▸ **Условие задачи 1**
На какой постулат радикального феминизма, согласно тексту о феминизме и левом проекте, опирается левый проект?

В последнее время, а особенно начиная с того же первого мая, у меня с товарищами, что в первую очередь напрягает - товарищами по борьбе, левыми и пр., постоянно возникают ситуации конфузного недопонимания на счёт феминизма. Недопониматели, вскрывая свою мускулинную шовинистическую сущность, аппелируют к биологии, к традиции и всему такому, что вроде как критическая теория феминизма уже давно поставила под вопрос, полностью перечеркнув адекватность такого рода аргументов. Хотя, надо признать, что не всякого уровня феминизм достоин уважения и трансляции, поэтому я попыталась возразить товарищам не от лица академического варианта, а от первого лица - то, как я себе представляю феминизм.
Нет, ну конечно, я продолжаю нежно любить своих оппонентов - они замечательнейшие люди. И как развёрнутый ответ на их необоснованные нападки на женскую автономию - да-да! женщина тоже субъект! - далее я привожу фрагмент своего рассуждения на тему, который так же войдёт в мой мегадипломный проект - "Пролетарская эпимилейя: практики заботы о себе в условиях глобального капитализма".
Мысли родились в результате длительных бесед с дорогими Глюклей и Цаплей, а также чудесной девушкой
Alexandrina_v.
Буду всем благодарна за критику, соображения, комментарии.
На основе нижеприведённого текстика группой инициативных гражданок было решено устроить перформанс-манифест.
В первую очередь, когда мы рассуждаем о левом проекте, мы говорим об особом стиле чувственности и о специальном экзистенциальном проекте, который выстраивает себя в переизобретении повседневных практик, таким образом репрезентируя силу критического жеста, направленного на полный переворот мира. Левизна - это не столько политика, сколько этика, прошивающая собой всю практику - будь то политика или искусство. При этом ни политики, ни искусства в чистом виде не остаётся. И не только по той причине, что они существуют в перекрёстном огне производства этического, но и потому что их способ быть - это производство, а не воспроизводство, которые относятся друг другу так же как Аристотелевы эпистеме и докса. Эпистеме, коррелятивная производству, - знание, добываемое из собственных оснований, имеющее корень, имманентный присущей логике, докса же, напротив, - знание о фактичности, приобретённое в результате некритического отношения к сумме познанного. Производство делает ставку не на результатность, но на процессуальность становления, которое играет на вскрытии собственных противоречий, постоянно подрываясь на им же заложенных минах на предыдущем ходе, т.о. проверяя границы допустимого на прочность и истинность. В переизобретении перестают работать репрессивные параметры нормативности, а границы, выставленные упорядоченным миром капитала, изменяются и полностью трансформируют картографию повседневности. Отталкиваясь от постулата радикального направления в феминизме - «Личное - это политическое» - левый проект переизобретает коннекции между политикой и любовью, искусством и повседневностью, революцией и моралью, смертью и господством. Цель разворачивания общественных процессов - революция повседневной жизни, запуск альтернативной серии значений, захват и оккупация новых публичных территорий, укус отчуждения присвоением. Ставка в этой гонке - собственный модус присутствия. Вопрос об онтологическом статусе субъекта и позиционности себя в бытии.

▸ **Исходные данные**

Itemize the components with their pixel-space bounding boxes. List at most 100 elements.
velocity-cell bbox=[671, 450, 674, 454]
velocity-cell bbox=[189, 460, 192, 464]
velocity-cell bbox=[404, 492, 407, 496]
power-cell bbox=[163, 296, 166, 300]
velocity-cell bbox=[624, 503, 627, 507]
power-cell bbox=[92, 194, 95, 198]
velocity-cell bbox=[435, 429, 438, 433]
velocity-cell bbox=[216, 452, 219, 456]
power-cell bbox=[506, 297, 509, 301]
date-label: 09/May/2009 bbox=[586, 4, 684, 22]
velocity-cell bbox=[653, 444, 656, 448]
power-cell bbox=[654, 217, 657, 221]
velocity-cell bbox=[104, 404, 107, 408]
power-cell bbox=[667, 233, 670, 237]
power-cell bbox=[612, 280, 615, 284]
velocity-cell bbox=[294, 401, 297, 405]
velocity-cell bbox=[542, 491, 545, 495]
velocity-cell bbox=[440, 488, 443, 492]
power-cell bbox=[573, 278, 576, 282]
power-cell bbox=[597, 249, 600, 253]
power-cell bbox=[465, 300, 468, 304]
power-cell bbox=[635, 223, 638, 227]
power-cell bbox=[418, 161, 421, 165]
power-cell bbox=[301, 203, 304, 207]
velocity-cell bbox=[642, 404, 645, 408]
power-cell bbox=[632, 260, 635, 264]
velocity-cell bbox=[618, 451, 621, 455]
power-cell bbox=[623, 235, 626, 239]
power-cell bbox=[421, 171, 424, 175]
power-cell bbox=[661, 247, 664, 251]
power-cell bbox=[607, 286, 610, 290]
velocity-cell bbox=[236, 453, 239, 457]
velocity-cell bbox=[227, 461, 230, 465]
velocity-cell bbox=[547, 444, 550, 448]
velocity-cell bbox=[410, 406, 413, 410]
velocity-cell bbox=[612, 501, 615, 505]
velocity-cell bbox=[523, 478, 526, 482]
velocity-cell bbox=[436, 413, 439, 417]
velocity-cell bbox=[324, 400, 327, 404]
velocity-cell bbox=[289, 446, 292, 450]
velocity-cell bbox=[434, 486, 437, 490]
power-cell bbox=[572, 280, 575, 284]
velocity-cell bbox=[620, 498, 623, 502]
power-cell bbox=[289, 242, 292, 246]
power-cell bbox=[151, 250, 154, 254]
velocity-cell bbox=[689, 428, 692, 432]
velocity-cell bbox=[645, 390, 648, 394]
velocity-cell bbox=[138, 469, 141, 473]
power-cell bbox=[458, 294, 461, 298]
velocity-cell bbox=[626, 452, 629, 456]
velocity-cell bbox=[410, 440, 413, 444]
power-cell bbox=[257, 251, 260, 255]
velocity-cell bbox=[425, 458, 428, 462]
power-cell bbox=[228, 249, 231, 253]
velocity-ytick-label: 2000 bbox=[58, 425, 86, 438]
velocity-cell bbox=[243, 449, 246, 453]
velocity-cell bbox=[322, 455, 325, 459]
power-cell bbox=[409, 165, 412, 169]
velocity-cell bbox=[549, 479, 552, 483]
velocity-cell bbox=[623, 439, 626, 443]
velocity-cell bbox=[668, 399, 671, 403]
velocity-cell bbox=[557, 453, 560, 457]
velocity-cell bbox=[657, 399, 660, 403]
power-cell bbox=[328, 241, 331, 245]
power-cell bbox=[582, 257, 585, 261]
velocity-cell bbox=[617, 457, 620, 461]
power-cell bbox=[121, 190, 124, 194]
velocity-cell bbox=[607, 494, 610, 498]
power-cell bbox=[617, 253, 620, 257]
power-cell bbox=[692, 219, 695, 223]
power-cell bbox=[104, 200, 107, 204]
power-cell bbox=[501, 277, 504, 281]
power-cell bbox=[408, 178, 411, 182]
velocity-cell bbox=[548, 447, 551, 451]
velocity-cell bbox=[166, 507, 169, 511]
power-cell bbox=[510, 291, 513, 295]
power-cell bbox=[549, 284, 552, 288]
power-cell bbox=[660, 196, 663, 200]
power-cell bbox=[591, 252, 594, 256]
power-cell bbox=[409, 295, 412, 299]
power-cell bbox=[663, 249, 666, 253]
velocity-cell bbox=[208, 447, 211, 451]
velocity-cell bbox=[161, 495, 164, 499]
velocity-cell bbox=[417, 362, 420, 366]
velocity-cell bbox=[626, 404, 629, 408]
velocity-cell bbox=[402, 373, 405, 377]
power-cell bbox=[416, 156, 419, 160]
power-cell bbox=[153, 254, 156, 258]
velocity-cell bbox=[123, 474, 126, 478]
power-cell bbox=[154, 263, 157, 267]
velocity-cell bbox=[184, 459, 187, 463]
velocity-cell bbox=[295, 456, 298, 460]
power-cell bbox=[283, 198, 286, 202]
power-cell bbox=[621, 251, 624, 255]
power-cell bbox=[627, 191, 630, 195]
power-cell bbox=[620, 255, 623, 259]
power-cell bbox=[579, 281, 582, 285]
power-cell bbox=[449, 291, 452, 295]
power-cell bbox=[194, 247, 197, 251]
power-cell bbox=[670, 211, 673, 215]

▸ **Условие задачи 2**
Выпишите строки листинга с самого начала и вниз до строки с «power-cell bbox=[572, 280, 575, 284]», включая обе крайние строки, и замените в них «velocity-cell» на «speed-cell». Всё прочее оставьте без изменений и приведите только эти строки.

▸ **Правильный результат 1**
«Личное - это политическое».

▸ **Правильный результат 2**
Itemize the components with their pixel-space bounding boxes. List at most 100 elements.
speed-cell bbox=[671, 450, 674, 454]
speed-cell bbox=[189, 460, 192, 464]
speed-cell bbox=[404, 492, 407, 496]
power-cell bbox=[163, 296, 166, 300]
speed-cell bbox=[624, 503, 627, 507]
power-cell bbox=[92, 194, 95, 198]
speed-cell bbox=[435, 429, 438, 433]
speed-cell bbox=[216, 452, 219, 456]
power-cell bbox=[506, 297, 509, 301]
date-label: 09/May/2009 bbox=[586, 4, 684, 22]
speed-cell bbox=[653, 444, 656, 448]
power-cell bbox=[654, 217, 657, 221]
speed-cell bbox=[104, 404, 107, 408]
power-cell bbox=[667, 233, 670, 237]
power-cell bbox=[612, 280, 615, 284]
speed-cell bbox=[294, 401, 297, 405]
speed-cell bbox=[542, 491, 545, 495]
speed-cell bbox=[440, 488, 443, 492]
power-cell bbox=[573, 278, 576, 282]
power-cell bbox=[597, 249, 600, 253]
power-cell bbox=[465, 300, 468, 304]
power-cell bbox=[635, 223, 638, 227]
power-cell bbox=[418, 161, 421, 165]
power-cell bbox=[301, 203, 304, 207]
speed-cell bbox=[642, 404, 645, 408]
power-cell bbox=[632, 260, 635, 264]
speed-cell bbox=[618, 451, 621, 455]
power-cell bbox=[623, 235, 626, 239]
power-cell bbox=[421, 171, 424, 175]
power-cell bbox=[661, 247, 664, 251]
power-cell bbox=[607, 286, 610, 290]
speed-cell bbox=[236, 453, 239, 457]
speed-cell bbox=[227, 461, 230, 465]
speed-cell bbox=[547, 444, 550, 448]
speed-cell bbox=[410, 406, 413, 410]
speed-cell bbox=[612, 501, 615, 505]
speed-cell bbox=[523, 478, 526, 482]
speed-cell bbox=[436, 413, 439, 417]
speed-cell bbox=[324, 400, 327, 404]
speed-cell bbox=[289, 446, 292, 450]
speed-cell bbox=[434, 486, 437, 490]
power-cell bbox=[572, 280, 575, 284]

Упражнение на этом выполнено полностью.